## TASK TO COMPLETE
Identify the lines that contain the string "page", then copy each of them.

## DATA FOR THE TASK

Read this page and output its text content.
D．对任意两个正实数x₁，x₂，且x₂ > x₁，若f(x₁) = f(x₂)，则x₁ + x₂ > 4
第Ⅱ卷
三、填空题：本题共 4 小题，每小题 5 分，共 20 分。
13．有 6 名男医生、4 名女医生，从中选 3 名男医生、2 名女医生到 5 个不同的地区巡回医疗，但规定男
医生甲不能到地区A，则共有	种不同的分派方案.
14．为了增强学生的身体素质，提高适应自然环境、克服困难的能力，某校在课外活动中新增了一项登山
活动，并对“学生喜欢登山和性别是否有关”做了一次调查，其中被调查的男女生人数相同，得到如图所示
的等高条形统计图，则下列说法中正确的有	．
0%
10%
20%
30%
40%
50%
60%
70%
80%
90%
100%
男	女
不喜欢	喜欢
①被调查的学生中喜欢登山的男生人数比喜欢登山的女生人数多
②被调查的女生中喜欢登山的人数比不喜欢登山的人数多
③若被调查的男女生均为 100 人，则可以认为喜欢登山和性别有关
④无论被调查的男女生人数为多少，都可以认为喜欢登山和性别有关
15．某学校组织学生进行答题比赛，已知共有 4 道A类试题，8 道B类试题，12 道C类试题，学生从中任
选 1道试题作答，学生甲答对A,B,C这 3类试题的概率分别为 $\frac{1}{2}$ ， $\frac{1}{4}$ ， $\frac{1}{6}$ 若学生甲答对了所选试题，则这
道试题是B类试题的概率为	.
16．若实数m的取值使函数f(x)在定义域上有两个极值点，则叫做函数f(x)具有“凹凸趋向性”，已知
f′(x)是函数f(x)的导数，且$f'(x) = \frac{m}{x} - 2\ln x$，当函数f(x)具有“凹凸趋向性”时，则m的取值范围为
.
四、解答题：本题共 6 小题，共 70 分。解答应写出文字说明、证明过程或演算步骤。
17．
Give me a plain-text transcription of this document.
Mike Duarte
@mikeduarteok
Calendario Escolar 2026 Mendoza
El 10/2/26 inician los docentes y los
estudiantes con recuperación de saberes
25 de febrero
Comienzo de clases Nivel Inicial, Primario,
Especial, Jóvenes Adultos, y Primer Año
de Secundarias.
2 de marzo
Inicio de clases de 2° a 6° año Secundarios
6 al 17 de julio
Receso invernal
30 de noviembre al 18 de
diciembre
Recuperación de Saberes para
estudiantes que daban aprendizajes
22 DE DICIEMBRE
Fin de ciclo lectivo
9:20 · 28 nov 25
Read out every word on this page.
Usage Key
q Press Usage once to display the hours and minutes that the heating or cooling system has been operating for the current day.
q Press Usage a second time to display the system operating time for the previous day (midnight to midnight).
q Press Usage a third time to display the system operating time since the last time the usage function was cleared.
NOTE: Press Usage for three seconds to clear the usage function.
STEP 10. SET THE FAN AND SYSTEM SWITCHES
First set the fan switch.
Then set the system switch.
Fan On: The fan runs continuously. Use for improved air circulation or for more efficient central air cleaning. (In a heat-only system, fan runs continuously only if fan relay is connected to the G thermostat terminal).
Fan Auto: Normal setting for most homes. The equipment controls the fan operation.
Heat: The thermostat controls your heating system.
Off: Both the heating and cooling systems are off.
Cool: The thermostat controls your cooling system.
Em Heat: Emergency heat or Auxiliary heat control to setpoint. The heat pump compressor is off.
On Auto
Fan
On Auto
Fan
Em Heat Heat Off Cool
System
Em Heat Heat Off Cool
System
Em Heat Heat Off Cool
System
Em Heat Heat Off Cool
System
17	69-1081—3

## COMPLETED EXERCISE
Read this page and output its text content.
Read out every word on this page.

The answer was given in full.